WHAT TO WORK ON ▸ Copy every line that mentions the word "Access".

EXTRACTED MATERIAL ▸
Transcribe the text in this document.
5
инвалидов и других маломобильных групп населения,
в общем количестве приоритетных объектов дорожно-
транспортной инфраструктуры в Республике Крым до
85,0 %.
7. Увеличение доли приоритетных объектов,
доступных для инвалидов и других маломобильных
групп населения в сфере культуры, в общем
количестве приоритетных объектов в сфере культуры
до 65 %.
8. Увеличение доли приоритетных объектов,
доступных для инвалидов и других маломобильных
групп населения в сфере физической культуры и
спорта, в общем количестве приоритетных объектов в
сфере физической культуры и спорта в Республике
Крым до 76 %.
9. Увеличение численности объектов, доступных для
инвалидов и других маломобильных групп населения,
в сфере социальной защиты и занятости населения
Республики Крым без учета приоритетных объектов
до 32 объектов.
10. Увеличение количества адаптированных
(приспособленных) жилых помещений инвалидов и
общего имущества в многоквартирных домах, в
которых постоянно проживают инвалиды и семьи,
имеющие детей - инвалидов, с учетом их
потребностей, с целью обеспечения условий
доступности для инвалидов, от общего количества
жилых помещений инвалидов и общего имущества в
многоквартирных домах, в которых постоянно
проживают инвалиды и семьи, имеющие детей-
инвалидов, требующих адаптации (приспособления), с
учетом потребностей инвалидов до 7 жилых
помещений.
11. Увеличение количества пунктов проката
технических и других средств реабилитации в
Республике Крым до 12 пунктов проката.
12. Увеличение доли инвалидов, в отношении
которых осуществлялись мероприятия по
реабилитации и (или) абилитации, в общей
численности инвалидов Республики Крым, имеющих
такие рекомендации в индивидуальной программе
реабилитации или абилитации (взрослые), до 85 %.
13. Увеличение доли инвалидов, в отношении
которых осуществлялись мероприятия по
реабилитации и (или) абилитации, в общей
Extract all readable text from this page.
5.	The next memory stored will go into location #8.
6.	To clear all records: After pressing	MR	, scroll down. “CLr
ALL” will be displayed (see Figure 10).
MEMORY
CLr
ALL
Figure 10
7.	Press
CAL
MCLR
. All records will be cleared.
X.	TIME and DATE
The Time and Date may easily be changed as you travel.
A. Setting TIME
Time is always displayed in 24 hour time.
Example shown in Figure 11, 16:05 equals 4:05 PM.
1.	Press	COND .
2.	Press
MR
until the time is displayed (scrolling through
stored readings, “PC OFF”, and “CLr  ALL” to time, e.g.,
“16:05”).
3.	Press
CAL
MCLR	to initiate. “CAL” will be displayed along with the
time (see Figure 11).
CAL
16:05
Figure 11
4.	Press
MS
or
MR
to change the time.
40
==
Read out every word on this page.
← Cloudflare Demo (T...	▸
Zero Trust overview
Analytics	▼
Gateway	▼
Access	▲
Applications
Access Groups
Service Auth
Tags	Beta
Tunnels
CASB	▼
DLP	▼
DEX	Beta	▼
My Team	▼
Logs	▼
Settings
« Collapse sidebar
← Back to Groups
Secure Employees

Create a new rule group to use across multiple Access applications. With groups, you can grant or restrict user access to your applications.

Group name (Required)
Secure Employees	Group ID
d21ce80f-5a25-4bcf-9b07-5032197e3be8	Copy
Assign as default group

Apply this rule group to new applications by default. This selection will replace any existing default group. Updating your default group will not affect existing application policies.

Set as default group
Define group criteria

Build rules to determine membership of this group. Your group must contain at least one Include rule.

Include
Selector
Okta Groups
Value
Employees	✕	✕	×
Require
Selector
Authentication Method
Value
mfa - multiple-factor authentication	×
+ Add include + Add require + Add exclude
* * *
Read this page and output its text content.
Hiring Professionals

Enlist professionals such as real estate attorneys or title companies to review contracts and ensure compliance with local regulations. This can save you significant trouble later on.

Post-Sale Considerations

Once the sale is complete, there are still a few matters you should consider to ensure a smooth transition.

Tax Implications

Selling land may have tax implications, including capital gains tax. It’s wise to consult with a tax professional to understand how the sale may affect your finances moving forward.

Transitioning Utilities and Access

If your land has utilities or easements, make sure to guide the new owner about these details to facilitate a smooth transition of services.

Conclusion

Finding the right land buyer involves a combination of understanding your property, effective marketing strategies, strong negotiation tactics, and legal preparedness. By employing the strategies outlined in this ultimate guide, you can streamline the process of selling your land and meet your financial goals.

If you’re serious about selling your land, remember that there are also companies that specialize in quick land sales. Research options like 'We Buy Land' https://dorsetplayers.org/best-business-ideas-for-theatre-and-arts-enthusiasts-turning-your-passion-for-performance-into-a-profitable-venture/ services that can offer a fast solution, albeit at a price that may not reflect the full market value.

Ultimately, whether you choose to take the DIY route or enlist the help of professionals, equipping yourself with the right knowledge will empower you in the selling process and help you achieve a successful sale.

FINISHED ANSWER ▸
Access	▲
Access Groups
Create a new rule group to use across multiple Access applications. With groups, you can grant or restrict user access to your applications.
Transitioning Utilities and Access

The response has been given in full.